* [BRIEF]:
Look through the data below. Pick out the lines holding the string "ORAL".

* [DATASET ROWS]:
----
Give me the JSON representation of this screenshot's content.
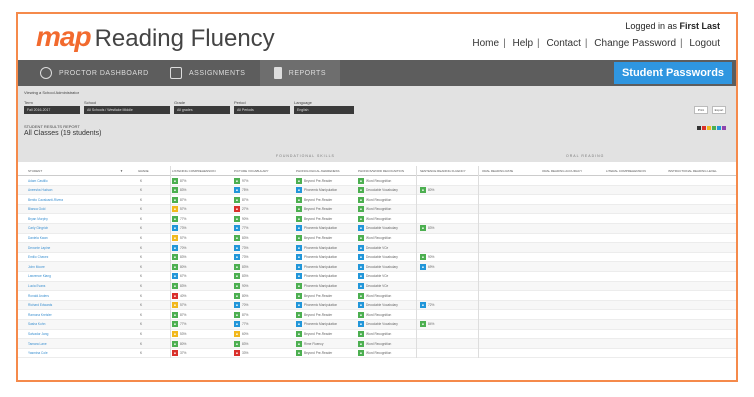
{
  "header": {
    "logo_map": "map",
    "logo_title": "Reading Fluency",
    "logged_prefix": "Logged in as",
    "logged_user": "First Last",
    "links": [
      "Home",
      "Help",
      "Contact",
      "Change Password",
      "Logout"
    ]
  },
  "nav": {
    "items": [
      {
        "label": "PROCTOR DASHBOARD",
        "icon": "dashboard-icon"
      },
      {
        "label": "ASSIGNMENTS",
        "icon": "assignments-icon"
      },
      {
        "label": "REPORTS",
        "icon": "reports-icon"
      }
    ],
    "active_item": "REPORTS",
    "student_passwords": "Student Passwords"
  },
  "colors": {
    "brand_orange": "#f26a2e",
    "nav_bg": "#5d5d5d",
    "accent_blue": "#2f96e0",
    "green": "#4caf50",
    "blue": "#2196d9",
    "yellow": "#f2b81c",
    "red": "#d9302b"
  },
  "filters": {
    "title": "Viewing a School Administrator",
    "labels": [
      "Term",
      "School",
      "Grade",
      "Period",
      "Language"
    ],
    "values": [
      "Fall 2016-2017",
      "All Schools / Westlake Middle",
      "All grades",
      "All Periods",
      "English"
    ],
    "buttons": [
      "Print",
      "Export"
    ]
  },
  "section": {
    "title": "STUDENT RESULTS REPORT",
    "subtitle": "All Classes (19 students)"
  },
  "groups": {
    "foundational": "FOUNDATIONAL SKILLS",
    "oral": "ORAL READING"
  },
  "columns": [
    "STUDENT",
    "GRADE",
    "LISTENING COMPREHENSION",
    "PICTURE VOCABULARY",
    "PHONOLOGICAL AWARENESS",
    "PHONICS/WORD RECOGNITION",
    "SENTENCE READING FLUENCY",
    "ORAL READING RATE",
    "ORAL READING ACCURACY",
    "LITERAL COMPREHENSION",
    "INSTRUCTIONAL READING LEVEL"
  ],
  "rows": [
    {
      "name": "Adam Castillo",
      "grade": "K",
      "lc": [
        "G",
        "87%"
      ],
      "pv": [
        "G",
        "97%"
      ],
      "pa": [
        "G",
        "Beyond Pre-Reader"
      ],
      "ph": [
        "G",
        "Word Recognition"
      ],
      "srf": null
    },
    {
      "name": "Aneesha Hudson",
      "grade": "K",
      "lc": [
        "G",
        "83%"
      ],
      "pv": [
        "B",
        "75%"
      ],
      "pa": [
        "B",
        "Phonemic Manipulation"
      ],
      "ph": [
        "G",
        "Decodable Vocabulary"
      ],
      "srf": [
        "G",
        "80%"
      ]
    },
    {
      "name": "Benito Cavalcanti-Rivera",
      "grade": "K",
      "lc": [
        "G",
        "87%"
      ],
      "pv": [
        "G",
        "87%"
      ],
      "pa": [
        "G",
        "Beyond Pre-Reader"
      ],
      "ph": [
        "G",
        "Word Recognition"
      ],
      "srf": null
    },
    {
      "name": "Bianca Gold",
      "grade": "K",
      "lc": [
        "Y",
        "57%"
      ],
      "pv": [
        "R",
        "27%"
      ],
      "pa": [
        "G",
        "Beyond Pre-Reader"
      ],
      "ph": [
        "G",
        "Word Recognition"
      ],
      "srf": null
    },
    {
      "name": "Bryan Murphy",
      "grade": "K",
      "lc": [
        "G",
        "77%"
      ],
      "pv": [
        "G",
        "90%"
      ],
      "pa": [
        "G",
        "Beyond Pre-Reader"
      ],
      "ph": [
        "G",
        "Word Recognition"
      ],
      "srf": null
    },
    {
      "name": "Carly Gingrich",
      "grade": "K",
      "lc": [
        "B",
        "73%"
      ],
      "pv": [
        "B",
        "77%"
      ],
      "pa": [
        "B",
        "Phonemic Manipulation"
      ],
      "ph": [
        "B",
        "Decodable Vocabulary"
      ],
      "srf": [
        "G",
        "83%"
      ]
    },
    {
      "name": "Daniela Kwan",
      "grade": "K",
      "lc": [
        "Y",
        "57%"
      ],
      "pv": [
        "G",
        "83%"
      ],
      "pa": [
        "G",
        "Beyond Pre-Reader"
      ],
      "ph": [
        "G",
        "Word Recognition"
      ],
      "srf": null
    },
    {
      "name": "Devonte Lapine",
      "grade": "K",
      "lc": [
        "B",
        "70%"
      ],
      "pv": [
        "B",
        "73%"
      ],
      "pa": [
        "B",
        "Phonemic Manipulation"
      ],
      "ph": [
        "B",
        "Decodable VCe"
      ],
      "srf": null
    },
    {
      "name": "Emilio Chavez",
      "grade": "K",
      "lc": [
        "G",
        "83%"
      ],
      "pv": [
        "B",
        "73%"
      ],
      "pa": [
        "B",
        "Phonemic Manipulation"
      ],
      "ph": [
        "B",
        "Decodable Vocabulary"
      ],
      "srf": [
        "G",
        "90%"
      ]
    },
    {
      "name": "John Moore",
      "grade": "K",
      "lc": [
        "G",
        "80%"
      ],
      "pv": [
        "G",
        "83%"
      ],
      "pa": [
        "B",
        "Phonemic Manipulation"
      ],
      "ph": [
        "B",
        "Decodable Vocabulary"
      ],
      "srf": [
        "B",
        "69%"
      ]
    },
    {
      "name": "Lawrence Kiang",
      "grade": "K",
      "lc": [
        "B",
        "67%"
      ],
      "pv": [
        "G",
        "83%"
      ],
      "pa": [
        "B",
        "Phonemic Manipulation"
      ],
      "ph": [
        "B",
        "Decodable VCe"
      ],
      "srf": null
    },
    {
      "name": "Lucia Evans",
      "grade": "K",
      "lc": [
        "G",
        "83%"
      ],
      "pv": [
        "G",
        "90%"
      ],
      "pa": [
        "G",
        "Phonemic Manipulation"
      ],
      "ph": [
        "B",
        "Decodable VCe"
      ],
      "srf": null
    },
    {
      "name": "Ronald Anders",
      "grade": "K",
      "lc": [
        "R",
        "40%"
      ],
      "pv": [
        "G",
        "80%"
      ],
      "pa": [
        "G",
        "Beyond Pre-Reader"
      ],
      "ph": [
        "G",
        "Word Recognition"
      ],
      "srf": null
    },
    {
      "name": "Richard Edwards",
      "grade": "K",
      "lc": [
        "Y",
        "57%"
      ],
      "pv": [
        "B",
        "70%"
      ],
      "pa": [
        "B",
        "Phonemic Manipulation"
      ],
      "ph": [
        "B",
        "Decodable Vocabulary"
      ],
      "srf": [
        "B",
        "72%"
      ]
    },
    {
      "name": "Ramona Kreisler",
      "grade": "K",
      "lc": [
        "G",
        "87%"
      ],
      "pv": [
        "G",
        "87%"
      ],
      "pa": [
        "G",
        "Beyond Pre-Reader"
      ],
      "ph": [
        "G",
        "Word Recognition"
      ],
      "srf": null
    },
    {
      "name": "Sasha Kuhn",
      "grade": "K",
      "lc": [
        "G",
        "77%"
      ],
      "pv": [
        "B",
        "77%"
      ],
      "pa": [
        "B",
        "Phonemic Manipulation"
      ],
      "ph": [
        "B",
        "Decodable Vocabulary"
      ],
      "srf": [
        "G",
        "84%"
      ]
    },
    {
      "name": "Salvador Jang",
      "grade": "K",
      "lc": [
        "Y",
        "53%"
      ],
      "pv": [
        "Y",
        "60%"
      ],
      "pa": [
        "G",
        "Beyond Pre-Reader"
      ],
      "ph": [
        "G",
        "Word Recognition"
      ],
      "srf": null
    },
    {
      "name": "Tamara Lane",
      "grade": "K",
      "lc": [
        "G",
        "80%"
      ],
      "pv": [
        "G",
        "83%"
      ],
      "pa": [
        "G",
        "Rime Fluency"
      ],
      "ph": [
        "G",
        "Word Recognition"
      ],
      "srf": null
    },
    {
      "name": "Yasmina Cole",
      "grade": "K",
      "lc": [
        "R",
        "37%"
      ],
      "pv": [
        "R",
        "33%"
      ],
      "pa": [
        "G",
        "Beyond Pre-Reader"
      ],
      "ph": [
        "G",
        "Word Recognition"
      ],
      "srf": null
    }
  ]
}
----
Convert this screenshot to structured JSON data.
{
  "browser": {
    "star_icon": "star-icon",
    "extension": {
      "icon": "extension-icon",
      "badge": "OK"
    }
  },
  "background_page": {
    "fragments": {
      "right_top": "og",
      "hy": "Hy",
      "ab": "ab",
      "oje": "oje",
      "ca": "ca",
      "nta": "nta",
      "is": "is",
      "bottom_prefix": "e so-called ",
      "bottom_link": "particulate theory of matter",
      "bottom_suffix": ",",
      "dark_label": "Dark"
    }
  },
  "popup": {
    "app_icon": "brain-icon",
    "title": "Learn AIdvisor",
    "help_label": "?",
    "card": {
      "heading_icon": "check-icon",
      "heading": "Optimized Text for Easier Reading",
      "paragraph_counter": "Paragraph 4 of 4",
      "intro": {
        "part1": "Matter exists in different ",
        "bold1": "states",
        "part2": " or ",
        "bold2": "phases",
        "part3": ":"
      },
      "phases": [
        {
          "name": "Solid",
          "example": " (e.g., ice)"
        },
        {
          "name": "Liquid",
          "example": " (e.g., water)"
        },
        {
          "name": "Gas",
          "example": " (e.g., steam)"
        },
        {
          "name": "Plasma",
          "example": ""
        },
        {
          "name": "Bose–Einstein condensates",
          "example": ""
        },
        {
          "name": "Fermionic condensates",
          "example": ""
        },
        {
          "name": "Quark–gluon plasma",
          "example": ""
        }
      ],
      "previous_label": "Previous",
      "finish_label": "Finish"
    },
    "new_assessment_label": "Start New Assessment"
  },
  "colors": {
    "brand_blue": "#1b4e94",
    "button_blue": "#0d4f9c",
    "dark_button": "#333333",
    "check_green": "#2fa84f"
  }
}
----
* [FINISHED ANSWER]:
    "oral": "ORAL READING"
    "ORAL READING RATE",
    "ORAL READING ACCURACY",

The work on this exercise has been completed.